» PROBLEM DETAILS
Output all of the entries below precisely as written.

★ ★ ★

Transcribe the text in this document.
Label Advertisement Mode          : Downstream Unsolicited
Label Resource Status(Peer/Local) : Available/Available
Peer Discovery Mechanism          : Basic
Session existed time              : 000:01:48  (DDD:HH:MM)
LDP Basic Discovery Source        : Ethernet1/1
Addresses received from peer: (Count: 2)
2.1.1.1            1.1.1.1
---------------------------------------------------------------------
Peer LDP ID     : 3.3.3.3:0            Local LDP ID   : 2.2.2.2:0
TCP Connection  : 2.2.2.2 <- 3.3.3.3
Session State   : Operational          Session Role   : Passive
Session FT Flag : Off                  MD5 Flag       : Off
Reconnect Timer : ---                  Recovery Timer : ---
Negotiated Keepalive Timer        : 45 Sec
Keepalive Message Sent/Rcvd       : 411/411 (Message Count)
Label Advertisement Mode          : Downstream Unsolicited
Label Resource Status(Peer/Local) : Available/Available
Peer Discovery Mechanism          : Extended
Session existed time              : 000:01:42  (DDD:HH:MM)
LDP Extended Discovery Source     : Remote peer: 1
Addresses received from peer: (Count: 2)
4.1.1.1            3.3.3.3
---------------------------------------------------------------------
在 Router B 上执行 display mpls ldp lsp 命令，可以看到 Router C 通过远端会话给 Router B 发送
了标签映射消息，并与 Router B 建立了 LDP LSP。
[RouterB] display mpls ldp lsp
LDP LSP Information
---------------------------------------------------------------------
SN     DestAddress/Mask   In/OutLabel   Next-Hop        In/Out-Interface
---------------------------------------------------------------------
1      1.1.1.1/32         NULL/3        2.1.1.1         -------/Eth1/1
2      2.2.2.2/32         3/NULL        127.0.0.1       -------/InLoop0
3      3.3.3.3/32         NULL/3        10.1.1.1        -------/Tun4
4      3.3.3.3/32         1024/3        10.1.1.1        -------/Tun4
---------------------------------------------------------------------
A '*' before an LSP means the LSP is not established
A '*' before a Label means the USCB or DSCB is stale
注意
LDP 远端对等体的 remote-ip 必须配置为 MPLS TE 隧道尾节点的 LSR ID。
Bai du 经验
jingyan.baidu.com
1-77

★ ★ ★

» SOLUTION TO THE PROBLEM
Transcribe the text in this document.
Label Advertisement Mode          : Downstream Unsolicited
Label Resource Status(Peer/Local) : Available/Available
Peer Discovery Mechanism          : Basic
Session existed time              : 000:01:48  (DDD:HH:MM)
LDP Basic Discovery Source        : Ethernet1/1
Addresses received from peer: (Count: 2)
2.1.1.1            1.1.1.1
---------------------------------------------------------------------
Peer LDP ID     : 3.3.3.3:0            Local LDP ID   : 2.2.2.2:0
TCP Connection  : 2.2.2.2 <- 3.3.3.3
Session State   : Operational          Session Role   : Passive
Session FT Flag : Off                  MD5 Flag       : Off
Reconnect Timer : ---                  Recovery Timer : ---
Negotiated Keepalive Timer        : 45 Sec
Keepalive Message Sent/Rcvd       : 411/411 (Message Count)
Label Advertisement Mode          : Downstream Unsolicited
Label Resource Status(Peer/Local) : Available/Available
Peer Discovery Mechanism          : Extended
Session existed time              : 000:01:42  (DDD:HH:MM)
LDP Extended Discovery Source     : Remote peer: 1
Addresses received from peer: (Count: 2)
4.1.1.1            3.3.3.3
---------------------------------------------------------------------
在 Router B 上执行 display mpls ldp lsp 命令，可以看到 Router C 通过远端会话给 Router B 发送
了标签映射消息，并与 Router B 建立了 LDP LSP。
[RouterB] display mpls ldp lsp
LDP LSP Information
---------------------------------------------------------------------
SN     DestAddress/Mask   In/OutLabel   Next-Hop        In/Out-Interface
---------------------------------------------------------------------
1      1.1.1.1/32         NULL/3        2.1.1.1         -------/Eth1/1
2      2.2.2.2/32         3/NULL        127.0.0.1       -------/InLoop0
3      3.3.3.3/32         NULL/3        10.1.1.1        -------/Tun4
4      3.3.3.3/32         1024/3        10.1.1.1        -------/Tun4
---------------------------------------------------------------------
A '*' before an LSP means the LSP is not established
A '*' before a Label means the USCB or DSCB is stale
注意
LDP 远端对等体的 remote-ip 必须配置为 MPLS TE 隧道尾节点的 LSR ID。
Bai du 经验
jingyan.baidu.com
1-77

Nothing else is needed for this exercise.